__Excerto citado__:
---+---
Sinto que já tudo foi escrito sobre o fenómeno ‘Como é que o bicho mexe’. Um original de Bruno Nogueira com um elenco heterogéneo e de luxo, que fez as delícias da nossa quarentena e que chegou ao fim, deixando em muitos uma enorme sensação de vazio.
Depois do último live, seguido por mais de 170k pessoas, quebrando todos os recordes e todas as barreiras, multiplicaram-se as análises sobre este fenómeno.
Sobre a forma como Bruno foi dia após dia escolhendo pessoas e temas, sobre as surpresas, sobre os momentos mais marcantes (de Vhills a Maria João Pires), sobre como as comunidades de uns e de outros cresceram neste cruzamento de personalidades, sobre como o live se tornou o formato da pandemia e como os números foram crescendo gradualmente ao longo de dois meses. Sobre como milhares de pessoas seguiam este talk show a olhar para um telemóvel, sem desistir ou perder até o último toque de piano de Filipe Melo.
---+---
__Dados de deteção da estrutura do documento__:
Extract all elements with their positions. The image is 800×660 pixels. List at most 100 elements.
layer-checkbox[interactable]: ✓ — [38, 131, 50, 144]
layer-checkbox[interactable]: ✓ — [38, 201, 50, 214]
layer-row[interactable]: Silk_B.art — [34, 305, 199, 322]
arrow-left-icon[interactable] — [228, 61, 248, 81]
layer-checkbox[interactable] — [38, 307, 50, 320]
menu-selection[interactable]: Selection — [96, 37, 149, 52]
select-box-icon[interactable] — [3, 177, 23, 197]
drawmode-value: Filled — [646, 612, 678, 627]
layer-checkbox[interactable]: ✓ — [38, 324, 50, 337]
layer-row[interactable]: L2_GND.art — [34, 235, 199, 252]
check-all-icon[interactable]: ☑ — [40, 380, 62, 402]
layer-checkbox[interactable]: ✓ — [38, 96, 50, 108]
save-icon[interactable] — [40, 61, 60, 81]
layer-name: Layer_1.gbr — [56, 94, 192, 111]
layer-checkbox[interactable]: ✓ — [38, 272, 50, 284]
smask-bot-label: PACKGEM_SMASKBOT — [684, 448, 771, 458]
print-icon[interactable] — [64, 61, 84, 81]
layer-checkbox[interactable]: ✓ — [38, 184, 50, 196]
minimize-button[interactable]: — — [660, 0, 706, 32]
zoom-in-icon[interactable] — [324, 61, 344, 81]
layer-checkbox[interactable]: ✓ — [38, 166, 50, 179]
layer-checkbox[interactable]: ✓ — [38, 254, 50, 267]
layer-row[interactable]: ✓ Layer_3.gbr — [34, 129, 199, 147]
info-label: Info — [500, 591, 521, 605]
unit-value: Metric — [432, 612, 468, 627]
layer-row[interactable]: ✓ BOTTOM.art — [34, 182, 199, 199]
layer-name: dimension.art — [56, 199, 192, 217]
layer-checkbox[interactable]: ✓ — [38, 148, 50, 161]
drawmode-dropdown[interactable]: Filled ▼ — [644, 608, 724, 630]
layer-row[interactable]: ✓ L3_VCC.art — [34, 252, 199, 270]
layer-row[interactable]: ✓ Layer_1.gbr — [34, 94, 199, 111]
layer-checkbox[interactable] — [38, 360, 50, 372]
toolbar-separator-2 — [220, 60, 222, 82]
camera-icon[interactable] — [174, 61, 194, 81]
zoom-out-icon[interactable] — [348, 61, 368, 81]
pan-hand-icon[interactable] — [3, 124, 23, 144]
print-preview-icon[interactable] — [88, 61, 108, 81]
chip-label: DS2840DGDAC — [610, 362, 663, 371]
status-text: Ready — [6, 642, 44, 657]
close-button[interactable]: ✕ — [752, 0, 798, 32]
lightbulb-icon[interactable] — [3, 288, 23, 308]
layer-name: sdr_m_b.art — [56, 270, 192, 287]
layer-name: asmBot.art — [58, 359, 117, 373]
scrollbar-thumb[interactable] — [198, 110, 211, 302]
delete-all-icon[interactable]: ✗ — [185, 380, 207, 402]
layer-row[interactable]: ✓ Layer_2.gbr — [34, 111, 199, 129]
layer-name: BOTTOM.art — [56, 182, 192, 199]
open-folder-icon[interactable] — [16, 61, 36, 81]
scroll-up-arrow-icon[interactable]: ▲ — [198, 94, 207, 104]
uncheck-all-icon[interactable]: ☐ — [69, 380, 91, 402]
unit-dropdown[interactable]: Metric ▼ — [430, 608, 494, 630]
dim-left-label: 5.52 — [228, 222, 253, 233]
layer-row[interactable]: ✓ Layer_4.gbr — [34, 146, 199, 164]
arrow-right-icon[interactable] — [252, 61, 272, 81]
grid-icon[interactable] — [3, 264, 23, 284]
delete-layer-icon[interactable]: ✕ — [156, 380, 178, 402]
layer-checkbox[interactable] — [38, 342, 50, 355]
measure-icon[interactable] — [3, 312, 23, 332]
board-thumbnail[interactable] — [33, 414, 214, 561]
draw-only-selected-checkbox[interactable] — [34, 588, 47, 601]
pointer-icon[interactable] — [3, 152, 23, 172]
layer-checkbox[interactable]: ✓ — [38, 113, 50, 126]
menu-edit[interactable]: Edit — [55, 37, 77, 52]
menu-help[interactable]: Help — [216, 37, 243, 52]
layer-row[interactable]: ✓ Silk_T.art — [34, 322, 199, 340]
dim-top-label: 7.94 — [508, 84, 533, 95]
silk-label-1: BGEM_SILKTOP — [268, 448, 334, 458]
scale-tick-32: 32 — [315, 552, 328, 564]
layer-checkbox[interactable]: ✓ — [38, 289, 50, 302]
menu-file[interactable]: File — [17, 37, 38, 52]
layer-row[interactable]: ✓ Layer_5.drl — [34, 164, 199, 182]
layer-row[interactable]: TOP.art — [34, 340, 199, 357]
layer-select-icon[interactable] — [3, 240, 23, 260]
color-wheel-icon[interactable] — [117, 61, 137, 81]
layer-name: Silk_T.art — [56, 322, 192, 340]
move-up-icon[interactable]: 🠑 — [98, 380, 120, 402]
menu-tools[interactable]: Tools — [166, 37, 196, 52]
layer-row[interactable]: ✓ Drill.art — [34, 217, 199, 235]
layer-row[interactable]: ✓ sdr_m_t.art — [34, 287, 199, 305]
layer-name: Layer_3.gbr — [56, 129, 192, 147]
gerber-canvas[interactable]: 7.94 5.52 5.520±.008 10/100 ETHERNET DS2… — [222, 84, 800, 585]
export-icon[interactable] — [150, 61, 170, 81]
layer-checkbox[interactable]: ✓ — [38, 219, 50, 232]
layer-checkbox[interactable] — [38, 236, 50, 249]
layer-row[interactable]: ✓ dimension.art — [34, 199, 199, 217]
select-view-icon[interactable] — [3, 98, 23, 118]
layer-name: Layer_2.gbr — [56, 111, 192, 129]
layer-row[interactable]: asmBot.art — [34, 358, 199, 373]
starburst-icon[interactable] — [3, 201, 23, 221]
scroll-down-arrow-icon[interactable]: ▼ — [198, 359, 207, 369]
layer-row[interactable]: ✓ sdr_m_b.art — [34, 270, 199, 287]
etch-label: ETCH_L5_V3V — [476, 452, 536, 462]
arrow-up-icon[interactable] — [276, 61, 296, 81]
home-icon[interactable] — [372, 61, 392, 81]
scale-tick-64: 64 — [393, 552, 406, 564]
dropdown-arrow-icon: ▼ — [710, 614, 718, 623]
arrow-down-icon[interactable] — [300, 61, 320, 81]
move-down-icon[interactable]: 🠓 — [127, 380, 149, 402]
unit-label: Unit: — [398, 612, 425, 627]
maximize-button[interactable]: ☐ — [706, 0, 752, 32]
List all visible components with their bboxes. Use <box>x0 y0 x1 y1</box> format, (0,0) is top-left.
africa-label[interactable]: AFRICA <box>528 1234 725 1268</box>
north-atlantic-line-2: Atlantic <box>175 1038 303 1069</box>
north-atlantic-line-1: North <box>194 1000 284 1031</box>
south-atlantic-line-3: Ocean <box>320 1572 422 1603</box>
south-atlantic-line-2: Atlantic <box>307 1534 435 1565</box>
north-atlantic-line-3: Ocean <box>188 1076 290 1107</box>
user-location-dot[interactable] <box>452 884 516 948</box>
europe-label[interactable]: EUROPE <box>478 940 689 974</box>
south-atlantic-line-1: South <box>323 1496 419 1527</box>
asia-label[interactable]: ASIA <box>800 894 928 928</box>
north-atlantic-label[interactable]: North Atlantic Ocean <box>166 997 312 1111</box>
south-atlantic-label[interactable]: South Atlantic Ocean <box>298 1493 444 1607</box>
---+---
__Tarefa 1__: Segundo o texto sobre o fenómeno 'Como é que o bicho mexe', quantas pessoas seguiram o último live?
__Tarefa 2__: Por favor, continue o texto sobre o fenómeno 'Como é que o bicho mexe' a partir do ponto em que termina.

__Resultado 1__: Mais de 170k pessoas.

__Resultado 2__:
Falam em case study e, desde logo, todos tentam descobrir uma receita que possam replicar e, de imediato, a corrente oponente fala na impossibilidade de se repetir algo que parte do improviso, do constante desconhecido e do mais puro dos talentos.
Fala-se numa nova era digital em que, de repente, os lives do Bruno Nogueira são a bitola de algo que, por mais que queiram, não se pode comparar. De forma simplista poderíamos dizer que não podemos comparar uma pintura com um outdoor… têm géneses distintas e objetivos e missões também bem diferentes.
Mas a verdade é que essa é a ambição da marcas… quantas já não pediram às suas agências as mais variadas análises ao fenómeno Bruno Nogueira, learnings que possamos retirar ou simplesmente inspiração que possamos beber e traduzir em algo que estejamos a criar.
A verdade é que um formato que nasce de forma orgânica e despretensiosa no timing perfeito para ser consumido, reúne um contexto particular que dificilmente se repetirá. Pelo menos com esta receita.
Como uma porta que se abre para outra dimensão e que, uma vez fechada, jamais poderá ser aberta de novo.
É isto que se sente quando se fala de ‘Como é que o bicho mexe’: algo que é fruto de um momento e que vai evoluindo de forma selvagem, mas coerente, respondendo ao que o público quer ver.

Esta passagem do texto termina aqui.